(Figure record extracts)
━━━━━━━━━━━━━━━━━━━━

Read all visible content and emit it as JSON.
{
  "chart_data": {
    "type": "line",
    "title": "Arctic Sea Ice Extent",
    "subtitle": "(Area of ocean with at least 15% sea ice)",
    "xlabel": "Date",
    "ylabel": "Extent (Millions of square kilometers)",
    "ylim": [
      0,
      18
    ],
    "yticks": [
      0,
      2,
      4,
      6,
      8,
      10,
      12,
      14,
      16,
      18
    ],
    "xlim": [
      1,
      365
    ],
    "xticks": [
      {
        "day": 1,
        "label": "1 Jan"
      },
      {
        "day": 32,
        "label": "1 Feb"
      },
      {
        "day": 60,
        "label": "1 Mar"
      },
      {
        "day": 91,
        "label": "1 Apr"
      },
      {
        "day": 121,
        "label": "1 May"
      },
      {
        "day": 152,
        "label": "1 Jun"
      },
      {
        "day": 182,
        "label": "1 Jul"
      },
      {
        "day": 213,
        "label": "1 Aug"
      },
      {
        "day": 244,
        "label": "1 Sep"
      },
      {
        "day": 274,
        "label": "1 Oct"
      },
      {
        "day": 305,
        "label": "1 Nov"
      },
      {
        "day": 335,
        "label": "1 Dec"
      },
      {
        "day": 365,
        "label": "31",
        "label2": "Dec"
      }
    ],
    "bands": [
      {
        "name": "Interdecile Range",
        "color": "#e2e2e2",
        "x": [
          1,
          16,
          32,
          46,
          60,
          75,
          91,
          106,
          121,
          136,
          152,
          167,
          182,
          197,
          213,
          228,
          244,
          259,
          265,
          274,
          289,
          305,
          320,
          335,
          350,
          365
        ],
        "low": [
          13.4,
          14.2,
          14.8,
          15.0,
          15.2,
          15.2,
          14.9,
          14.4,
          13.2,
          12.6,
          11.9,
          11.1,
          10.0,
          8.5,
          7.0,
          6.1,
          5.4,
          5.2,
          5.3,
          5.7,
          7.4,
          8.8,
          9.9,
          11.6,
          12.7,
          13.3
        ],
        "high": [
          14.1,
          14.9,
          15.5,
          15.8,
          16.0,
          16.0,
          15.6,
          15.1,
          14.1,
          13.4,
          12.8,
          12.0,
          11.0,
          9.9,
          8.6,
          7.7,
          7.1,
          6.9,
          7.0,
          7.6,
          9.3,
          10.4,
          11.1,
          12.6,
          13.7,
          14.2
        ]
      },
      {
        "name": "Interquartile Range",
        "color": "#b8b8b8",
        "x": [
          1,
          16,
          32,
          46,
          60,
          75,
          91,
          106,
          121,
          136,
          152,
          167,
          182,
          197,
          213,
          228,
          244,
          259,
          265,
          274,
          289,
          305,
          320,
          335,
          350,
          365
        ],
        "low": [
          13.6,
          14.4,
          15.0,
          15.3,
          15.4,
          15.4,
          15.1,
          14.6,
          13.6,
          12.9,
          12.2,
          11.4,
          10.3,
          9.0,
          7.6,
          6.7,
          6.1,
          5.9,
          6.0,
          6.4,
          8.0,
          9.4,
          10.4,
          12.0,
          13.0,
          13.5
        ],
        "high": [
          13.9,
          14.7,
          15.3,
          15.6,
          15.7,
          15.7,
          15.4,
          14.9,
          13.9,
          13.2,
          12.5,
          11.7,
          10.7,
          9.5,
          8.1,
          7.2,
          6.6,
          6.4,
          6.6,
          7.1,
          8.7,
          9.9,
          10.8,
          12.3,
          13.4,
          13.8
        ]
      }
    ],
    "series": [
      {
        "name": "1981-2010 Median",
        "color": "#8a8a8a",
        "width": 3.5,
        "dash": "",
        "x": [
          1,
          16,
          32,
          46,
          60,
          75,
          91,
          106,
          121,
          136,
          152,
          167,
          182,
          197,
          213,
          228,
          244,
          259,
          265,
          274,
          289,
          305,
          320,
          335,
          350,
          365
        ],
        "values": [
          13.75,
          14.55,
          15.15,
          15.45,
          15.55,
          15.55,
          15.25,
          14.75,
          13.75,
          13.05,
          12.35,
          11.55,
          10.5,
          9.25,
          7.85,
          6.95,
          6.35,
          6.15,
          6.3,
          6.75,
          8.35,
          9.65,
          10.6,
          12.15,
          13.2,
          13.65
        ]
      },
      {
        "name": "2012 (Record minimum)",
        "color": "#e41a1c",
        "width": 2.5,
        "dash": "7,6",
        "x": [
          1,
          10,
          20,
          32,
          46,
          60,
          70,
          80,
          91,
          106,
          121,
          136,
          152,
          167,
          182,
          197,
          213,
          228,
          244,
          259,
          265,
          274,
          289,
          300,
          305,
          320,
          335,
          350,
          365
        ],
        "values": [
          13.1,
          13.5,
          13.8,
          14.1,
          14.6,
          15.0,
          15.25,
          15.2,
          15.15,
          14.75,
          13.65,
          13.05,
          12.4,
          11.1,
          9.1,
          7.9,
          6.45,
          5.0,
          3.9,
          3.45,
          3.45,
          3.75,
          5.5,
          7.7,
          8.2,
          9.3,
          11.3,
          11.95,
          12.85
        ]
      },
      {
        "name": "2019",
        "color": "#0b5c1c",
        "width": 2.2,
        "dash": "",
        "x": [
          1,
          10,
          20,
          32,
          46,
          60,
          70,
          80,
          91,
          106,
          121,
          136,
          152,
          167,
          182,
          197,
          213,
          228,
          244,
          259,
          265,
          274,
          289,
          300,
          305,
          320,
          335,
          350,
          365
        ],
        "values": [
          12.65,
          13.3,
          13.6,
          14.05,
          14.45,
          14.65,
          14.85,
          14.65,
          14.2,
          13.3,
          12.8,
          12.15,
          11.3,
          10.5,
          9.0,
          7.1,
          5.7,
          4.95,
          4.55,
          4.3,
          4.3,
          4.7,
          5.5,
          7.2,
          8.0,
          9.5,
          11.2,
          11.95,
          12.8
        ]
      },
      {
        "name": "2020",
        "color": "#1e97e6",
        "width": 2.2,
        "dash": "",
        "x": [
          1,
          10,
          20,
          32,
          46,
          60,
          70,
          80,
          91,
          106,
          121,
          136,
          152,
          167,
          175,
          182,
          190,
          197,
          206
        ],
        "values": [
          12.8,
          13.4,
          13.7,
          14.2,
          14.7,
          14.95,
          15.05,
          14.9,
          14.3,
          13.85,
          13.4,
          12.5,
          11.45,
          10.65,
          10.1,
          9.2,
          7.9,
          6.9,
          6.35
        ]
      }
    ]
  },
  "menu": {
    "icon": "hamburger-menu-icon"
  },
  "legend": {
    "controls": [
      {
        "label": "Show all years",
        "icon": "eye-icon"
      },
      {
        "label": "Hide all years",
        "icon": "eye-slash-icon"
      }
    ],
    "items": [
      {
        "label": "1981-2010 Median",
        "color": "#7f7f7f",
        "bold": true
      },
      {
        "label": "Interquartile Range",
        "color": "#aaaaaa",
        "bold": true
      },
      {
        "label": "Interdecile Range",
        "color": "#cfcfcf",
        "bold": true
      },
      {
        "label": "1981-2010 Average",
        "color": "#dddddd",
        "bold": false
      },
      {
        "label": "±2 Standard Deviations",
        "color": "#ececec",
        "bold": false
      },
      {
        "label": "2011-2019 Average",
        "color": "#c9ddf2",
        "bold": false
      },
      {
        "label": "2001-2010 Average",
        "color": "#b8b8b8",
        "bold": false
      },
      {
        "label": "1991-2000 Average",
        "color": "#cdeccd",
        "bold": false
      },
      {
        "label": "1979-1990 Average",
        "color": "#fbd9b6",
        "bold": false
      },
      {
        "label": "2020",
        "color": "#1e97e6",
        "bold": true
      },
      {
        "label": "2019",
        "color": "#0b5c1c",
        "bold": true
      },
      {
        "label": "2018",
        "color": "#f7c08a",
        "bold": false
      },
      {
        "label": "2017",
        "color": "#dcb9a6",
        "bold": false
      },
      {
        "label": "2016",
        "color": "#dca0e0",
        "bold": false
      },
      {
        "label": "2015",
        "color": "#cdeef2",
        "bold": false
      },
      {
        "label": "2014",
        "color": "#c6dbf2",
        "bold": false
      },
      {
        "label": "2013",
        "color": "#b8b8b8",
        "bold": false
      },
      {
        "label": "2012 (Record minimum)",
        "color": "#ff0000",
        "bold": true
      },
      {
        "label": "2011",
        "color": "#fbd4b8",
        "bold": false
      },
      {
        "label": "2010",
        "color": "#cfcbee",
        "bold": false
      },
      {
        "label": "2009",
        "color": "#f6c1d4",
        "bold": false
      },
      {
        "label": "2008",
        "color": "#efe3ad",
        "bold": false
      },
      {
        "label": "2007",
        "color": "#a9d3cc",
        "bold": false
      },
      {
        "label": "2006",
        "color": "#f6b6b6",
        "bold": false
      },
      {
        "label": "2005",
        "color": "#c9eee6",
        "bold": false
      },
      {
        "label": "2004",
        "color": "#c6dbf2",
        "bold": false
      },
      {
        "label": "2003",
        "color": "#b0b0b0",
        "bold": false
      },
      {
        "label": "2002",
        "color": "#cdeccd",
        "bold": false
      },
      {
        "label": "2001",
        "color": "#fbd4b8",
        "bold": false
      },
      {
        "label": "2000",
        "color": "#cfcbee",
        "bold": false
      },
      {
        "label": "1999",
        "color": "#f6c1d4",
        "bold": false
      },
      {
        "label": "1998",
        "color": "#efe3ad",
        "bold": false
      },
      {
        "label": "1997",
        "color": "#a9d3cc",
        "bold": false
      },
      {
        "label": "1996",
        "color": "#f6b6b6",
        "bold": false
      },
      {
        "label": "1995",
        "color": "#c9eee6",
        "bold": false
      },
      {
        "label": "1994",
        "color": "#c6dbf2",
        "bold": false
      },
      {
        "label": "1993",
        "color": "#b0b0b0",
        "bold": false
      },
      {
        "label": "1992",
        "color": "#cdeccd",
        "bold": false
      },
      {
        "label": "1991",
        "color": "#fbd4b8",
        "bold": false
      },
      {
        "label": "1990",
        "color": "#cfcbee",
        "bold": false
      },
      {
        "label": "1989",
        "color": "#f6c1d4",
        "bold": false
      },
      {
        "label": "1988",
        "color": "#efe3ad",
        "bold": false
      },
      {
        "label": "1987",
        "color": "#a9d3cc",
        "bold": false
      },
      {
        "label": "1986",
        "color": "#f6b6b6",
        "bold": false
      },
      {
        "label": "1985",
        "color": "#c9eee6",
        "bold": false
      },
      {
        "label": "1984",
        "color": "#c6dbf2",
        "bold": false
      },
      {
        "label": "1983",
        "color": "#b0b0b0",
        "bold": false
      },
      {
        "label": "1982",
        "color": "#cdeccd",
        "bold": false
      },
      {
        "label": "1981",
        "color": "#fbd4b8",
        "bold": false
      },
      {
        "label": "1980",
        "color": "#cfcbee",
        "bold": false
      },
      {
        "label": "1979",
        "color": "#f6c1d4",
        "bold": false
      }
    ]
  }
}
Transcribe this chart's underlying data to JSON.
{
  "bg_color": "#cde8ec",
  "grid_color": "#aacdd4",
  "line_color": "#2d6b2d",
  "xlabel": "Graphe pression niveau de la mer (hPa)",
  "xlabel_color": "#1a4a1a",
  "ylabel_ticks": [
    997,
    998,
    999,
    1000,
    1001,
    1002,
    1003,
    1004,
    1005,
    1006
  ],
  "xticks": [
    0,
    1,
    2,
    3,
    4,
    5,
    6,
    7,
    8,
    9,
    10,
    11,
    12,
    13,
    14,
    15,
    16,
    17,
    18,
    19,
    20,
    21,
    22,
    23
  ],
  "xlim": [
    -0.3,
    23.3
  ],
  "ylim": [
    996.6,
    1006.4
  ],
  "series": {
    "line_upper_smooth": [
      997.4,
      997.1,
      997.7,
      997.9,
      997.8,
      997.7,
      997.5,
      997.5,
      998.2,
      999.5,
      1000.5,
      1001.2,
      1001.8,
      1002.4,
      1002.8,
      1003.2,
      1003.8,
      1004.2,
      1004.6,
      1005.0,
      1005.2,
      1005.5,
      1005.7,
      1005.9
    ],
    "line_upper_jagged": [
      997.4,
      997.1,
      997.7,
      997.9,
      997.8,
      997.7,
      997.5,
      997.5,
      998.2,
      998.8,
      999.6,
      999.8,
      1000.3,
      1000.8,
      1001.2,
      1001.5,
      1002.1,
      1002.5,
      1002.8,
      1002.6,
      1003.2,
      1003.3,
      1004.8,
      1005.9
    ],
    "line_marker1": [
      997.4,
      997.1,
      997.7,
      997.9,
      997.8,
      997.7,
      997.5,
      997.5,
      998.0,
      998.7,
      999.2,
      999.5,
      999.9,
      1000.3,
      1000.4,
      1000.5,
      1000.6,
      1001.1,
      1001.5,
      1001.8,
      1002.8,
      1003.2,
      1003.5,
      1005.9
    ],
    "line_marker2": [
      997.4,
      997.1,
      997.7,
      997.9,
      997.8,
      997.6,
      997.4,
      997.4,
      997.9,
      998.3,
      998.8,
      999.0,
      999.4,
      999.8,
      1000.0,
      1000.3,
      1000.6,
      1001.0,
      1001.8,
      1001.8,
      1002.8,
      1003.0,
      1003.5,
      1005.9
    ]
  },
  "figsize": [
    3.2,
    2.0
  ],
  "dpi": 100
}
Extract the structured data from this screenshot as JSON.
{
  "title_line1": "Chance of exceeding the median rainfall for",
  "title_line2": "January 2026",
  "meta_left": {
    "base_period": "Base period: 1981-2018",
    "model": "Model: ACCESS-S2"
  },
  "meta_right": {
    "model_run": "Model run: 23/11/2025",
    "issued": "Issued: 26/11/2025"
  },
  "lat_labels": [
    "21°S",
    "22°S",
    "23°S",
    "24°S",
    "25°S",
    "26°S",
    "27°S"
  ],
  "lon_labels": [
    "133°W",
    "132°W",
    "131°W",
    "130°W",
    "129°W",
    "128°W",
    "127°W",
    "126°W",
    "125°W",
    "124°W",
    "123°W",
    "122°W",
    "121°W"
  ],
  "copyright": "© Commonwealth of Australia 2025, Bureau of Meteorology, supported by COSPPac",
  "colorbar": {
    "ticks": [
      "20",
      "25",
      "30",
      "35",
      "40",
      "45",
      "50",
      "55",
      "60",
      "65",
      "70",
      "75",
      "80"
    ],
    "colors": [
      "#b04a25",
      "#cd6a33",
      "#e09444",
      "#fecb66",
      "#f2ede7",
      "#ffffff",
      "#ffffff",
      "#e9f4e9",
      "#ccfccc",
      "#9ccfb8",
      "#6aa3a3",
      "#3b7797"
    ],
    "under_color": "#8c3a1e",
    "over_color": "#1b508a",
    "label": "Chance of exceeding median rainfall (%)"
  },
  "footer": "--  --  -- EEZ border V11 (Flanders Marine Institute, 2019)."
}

━━━━━━━━━━━━━━━━━━━━

EXERCISE BRIEF: Go through the listing above and list every line that has the word "Average".

SOLUTION TO THE EXERCISE:
        "label": "1981-2010 Average",
        "label": "2011-2019 Average",
        "label": "2001-2010 Average",
        "label": "1991-2000 Average",
        "label": "1979-1990 Average",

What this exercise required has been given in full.